## Your instructions
Show, in full, each line of the data that contains "title".
++++++
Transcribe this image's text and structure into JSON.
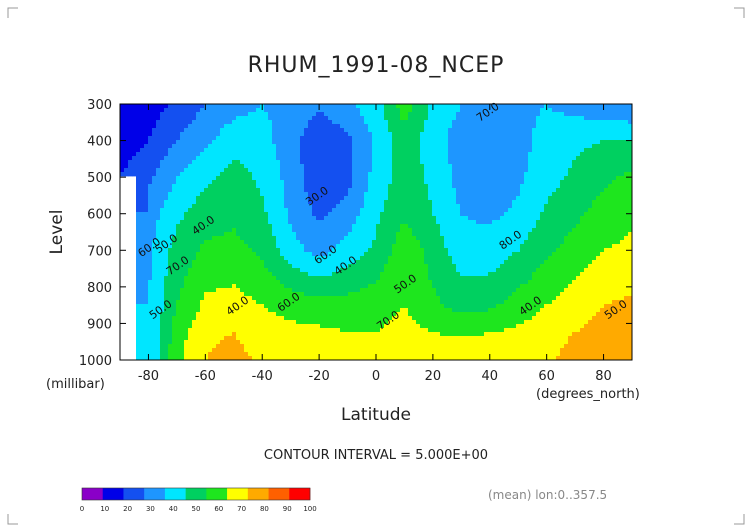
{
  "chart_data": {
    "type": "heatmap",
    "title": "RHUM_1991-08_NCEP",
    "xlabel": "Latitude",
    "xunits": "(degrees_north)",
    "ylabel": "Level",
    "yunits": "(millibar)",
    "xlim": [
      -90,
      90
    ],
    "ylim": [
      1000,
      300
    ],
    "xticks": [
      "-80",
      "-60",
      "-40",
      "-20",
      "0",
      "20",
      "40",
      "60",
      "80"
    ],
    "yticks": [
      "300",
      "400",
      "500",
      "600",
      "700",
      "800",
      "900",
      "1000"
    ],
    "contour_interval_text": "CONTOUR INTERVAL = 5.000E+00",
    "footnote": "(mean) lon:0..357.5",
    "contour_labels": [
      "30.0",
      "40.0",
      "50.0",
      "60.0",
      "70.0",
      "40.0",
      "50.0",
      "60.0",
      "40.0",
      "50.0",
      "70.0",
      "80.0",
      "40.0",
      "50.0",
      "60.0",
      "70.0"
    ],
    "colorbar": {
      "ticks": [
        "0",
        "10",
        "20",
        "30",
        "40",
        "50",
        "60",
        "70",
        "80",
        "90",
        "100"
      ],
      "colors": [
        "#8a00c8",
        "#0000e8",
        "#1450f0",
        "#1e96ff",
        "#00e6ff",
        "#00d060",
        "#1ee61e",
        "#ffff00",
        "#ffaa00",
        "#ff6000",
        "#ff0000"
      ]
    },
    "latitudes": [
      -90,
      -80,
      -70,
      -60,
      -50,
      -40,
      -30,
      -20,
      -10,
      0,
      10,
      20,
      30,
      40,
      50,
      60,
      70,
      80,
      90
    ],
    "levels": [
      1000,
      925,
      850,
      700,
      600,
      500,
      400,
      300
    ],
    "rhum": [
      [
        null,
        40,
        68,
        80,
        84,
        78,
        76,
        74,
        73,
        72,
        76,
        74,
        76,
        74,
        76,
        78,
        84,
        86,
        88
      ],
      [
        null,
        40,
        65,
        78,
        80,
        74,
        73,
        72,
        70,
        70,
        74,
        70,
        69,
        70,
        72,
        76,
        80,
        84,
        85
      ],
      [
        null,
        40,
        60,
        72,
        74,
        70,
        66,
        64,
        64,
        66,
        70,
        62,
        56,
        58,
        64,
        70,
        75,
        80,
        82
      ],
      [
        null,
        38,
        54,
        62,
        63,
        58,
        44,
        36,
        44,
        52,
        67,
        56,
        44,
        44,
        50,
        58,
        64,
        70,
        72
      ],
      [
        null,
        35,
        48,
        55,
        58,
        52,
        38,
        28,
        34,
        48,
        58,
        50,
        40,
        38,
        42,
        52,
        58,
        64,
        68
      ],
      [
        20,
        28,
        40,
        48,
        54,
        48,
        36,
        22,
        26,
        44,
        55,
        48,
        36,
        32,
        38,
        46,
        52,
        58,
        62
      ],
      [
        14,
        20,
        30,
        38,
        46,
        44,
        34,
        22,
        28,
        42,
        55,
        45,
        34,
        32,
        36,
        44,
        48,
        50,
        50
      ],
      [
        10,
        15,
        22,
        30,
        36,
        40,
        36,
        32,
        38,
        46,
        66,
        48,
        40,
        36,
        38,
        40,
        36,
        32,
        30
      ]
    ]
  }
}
++++++
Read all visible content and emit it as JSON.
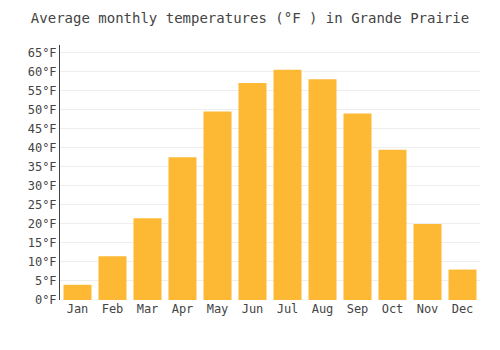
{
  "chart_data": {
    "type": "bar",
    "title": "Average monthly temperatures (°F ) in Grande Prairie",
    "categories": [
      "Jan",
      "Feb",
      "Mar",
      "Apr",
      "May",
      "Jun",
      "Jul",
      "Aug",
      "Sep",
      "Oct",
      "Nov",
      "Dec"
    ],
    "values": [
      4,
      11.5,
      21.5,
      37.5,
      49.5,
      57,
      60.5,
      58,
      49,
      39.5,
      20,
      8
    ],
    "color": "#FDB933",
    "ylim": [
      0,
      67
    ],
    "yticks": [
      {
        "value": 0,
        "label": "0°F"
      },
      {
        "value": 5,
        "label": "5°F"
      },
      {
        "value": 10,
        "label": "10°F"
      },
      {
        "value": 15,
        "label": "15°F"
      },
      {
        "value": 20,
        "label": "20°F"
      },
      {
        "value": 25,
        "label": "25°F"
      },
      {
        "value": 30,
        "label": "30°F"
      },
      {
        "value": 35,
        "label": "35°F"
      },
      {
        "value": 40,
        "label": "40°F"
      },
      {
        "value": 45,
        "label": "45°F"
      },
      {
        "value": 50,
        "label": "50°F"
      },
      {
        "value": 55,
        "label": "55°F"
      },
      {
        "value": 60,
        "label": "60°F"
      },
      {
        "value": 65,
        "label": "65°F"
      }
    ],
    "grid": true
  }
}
++++++
## Answer to this task
    "title": "RHUM_1991-08_NCEP",
    "title": "Average monthly temperatures (°F ) in Grande Prairie",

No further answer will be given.